_EXCERPT TO READ_.
+ + + + +

I wish I had a really good barf icon. I fear for that man's soul when he stands face to face with the risen Lord and tries to argue about how many souls he made feel good about themselves.


----------



## DMcFadden (Oct 28, 2008)

Semper Fidelis said:


> It certainly gives me respect for the younger Schuller that he is unwilling to compromise for Truth if this is what comes to more light.



Rich, I think the train already left that station with the years of soft peddling of truth by Robert A. to date. However, it is nice to see (if Mohler's reporting is accurate) that he is willing to take a stand against heterodox versions of what Horton would call "Christless Christianity."


----------



## turmeric (Oct 28, 2008)

Well, you know, people who preach in glass churches should not throw stones...


----------



## Semper Fidelis (Oct 28, 2008)




----------



## calgal (Oct 28, 2008)

turmeric said:


> Well, you know, people who preach in glass churches should not throw stones...



best post of the week!


----------



## Zeno333 (Dec 19, 2008)

*The should just become a "Unity" church and be done with it....*

There is a book about the "New Age Movement", that says how Rev Schuller of the Crystal Cathedral was giving a talk at a "Unity School of Christianity" church.....He talked about people that they would call "Fundamentalists", and how they speak about "sin" etc, then he goes on to tell the audience at the Unity church, that they are not like that, that they are "positive".

+ + + + +

_COLLECTED DATA_.

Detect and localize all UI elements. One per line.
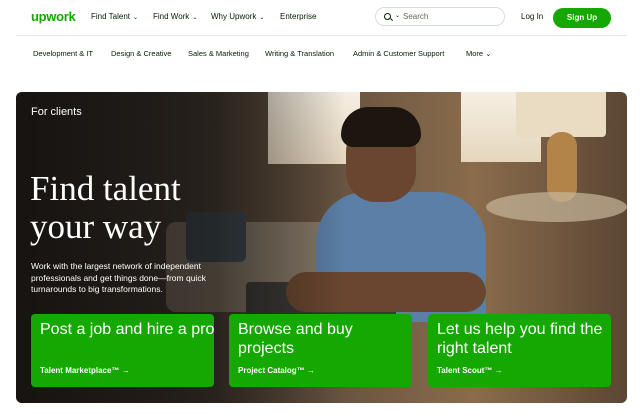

+ + + + +

_OBJECTIVES_.
1. In the thread about the Crystal Cathedral, how would you restate the paragraph beginning "Rich, I think the train" more briefly?
2. According to the thread about the Crystal Cathedral, where does the book on the "New Age Movement" say Rev Schuller gave a talk?
3. Continue the thread about the Crystal Cathedral, picking up after its final sentence.

_RESPONSES IN ORDER_.
1. Robert A.'s years of downplaying truth mean that chance has already passed. Still, if Mohler's reporting is accurate, it is good that he is willing to stand against heterodox versions of what Horton would call "Christless Christianity."

2. At a "Unity School of Christianity" church.

3.
So here, we have Schuller telling the members at a Unity Church, that they are positive...
For those that do not know what the Unity School of Christianity is al about, let's just say that they throw away EVERY tenant of real Christianity...This is why pretty much if a "New Ager" goes to any church, it will very likely be a Unity Church.
It also should be noted, that the Crystal cathedral church book store has books that promote the "Course in Miracles"....For those that do not know what the "Course" is all about, let's just say, it is pretty much "Anti-Matter" regarding Christianity. It is as Non-Christian as one could get. (Many Unity churches have Course in Miracle meetings by the way.)

How the Reformed denomination that Mr. Schuller is officially ordained in let's him stay is beyond me.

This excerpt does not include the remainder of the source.